### THE PROBLEM
Count lines holding the word "title". Only the number is wanted.

### INPUT FOR THIS TASK
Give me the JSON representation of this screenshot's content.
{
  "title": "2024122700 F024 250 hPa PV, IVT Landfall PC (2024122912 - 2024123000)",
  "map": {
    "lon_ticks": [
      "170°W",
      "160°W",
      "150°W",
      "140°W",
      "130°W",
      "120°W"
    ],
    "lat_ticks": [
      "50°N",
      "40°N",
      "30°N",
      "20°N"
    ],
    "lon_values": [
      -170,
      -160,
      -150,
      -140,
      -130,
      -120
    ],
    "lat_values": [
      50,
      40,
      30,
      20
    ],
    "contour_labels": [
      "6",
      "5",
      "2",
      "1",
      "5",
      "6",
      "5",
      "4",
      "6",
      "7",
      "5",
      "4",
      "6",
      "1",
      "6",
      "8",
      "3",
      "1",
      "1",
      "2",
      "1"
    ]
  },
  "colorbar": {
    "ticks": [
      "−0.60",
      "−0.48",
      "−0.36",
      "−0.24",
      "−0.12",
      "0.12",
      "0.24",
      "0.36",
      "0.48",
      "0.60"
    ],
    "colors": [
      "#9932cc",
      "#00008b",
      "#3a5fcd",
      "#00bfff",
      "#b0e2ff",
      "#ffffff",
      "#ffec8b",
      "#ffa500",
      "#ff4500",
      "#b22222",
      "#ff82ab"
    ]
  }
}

* * *

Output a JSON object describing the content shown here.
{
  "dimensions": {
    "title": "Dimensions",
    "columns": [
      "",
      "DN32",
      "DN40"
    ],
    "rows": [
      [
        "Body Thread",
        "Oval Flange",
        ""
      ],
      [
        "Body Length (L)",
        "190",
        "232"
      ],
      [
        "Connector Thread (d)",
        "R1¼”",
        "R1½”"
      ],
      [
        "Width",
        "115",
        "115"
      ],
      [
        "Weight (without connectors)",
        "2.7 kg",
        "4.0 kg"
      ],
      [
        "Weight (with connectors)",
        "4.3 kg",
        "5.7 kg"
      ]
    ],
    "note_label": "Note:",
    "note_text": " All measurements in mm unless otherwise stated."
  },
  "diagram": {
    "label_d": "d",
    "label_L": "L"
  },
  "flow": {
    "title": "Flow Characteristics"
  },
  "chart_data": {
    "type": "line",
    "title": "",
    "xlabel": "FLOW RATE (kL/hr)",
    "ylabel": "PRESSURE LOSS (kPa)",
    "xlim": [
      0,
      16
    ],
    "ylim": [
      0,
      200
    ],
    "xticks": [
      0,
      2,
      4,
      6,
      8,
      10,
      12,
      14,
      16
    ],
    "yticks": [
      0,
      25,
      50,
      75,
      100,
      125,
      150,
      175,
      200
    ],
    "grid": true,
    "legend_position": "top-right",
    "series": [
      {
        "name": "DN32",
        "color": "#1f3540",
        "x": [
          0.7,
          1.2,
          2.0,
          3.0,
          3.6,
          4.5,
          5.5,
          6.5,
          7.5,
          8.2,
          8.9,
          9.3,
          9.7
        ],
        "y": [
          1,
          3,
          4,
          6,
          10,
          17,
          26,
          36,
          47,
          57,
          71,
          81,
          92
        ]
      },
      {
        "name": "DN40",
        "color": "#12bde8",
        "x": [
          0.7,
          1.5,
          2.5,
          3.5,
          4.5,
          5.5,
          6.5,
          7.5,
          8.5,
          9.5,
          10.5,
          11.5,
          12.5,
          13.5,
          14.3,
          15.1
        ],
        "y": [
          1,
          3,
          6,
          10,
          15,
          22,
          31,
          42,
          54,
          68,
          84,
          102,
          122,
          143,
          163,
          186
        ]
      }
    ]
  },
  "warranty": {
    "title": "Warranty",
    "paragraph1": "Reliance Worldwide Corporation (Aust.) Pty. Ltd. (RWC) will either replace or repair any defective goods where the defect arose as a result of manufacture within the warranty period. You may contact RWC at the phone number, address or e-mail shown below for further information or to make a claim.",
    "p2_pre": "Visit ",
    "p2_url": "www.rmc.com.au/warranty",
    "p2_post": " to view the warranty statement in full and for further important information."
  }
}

---

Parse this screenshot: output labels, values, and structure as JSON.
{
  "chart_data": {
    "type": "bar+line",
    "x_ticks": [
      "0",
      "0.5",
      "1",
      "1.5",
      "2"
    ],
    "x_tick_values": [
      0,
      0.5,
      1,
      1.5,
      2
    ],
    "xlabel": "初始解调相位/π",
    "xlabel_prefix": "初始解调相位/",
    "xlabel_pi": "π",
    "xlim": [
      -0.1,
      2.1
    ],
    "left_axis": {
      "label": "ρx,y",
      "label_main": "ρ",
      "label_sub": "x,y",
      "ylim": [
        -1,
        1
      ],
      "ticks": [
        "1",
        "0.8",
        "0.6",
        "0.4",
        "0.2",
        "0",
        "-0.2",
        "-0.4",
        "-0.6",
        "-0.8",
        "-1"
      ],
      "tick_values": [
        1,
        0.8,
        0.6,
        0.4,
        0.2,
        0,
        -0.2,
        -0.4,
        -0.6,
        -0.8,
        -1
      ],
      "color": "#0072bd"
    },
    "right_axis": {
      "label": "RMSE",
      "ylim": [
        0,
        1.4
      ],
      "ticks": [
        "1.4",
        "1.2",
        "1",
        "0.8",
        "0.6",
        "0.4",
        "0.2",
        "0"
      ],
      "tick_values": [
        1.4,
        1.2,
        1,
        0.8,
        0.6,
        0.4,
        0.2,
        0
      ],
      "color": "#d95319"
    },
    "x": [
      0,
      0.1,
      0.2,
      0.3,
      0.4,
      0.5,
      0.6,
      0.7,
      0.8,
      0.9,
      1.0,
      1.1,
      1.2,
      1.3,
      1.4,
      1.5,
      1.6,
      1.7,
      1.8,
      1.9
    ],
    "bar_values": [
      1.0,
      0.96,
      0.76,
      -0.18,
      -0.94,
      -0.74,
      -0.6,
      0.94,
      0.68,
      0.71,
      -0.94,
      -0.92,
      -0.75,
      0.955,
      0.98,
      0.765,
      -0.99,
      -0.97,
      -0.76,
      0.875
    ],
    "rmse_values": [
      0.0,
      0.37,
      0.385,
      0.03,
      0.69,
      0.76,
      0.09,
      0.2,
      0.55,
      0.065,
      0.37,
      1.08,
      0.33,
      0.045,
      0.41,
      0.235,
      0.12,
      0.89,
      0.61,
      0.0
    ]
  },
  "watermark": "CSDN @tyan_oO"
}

### RESULT FOR THIS EXERCISE
5